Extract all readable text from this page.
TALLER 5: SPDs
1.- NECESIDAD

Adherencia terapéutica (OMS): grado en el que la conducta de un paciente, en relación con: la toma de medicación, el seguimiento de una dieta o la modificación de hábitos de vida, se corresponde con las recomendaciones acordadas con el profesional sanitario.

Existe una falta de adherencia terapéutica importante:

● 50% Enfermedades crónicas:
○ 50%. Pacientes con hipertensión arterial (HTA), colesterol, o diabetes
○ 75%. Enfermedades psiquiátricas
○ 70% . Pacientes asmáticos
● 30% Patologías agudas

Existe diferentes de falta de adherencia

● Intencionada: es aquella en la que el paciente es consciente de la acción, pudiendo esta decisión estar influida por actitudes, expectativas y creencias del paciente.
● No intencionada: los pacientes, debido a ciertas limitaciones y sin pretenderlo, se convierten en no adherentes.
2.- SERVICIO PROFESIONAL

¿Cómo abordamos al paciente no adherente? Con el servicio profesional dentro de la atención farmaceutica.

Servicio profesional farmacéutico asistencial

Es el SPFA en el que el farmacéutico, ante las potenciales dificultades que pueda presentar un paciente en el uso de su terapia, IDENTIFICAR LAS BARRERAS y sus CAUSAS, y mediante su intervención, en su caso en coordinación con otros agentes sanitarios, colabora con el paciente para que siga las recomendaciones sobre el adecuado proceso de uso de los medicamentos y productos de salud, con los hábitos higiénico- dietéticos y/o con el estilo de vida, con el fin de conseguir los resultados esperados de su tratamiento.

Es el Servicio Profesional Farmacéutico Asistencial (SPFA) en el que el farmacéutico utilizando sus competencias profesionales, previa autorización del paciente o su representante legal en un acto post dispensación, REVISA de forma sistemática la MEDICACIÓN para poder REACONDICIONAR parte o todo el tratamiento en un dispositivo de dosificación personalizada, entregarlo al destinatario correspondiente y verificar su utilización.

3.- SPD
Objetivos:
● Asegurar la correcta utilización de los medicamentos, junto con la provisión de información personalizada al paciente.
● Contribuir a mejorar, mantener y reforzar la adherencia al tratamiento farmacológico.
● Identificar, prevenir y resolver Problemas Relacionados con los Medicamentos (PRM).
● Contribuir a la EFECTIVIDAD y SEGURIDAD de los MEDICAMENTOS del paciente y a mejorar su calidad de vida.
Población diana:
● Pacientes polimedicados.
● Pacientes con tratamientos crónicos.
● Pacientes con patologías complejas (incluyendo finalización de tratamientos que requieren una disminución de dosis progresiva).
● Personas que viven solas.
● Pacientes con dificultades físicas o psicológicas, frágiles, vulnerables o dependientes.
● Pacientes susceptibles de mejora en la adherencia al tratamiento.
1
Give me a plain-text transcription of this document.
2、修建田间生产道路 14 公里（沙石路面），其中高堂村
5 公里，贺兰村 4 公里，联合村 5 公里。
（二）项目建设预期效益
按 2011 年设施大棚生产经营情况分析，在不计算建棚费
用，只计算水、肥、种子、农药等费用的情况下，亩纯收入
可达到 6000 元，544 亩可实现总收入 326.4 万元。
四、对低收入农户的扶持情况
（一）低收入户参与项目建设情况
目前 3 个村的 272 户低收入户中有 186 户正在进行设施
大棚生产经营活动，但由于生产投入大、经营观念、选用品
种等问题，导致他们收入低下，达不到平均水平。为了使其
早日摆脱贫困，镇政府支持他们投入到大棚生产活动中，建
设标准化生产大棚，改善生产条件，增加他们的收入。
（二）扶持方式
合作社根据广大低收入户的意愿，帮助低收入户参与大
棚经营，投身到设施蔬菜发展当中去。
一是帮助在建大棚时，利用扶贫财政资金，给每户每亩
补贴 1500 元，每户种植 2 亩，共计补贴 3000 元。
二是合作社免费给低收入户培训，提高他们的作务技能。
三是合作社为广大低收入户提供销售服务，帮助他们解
━━━━━━━━
Show the lines of the records that include the string "Contribuir".

● Contribuir a mejorar, mantener y reforzar la adherencia al tratamiento farmacológico.
● Contribuir a la EFECTIVIDAD y SEGURIDAD de los MEDICAMENTOS del paciente y a mejorar su calidad de vida.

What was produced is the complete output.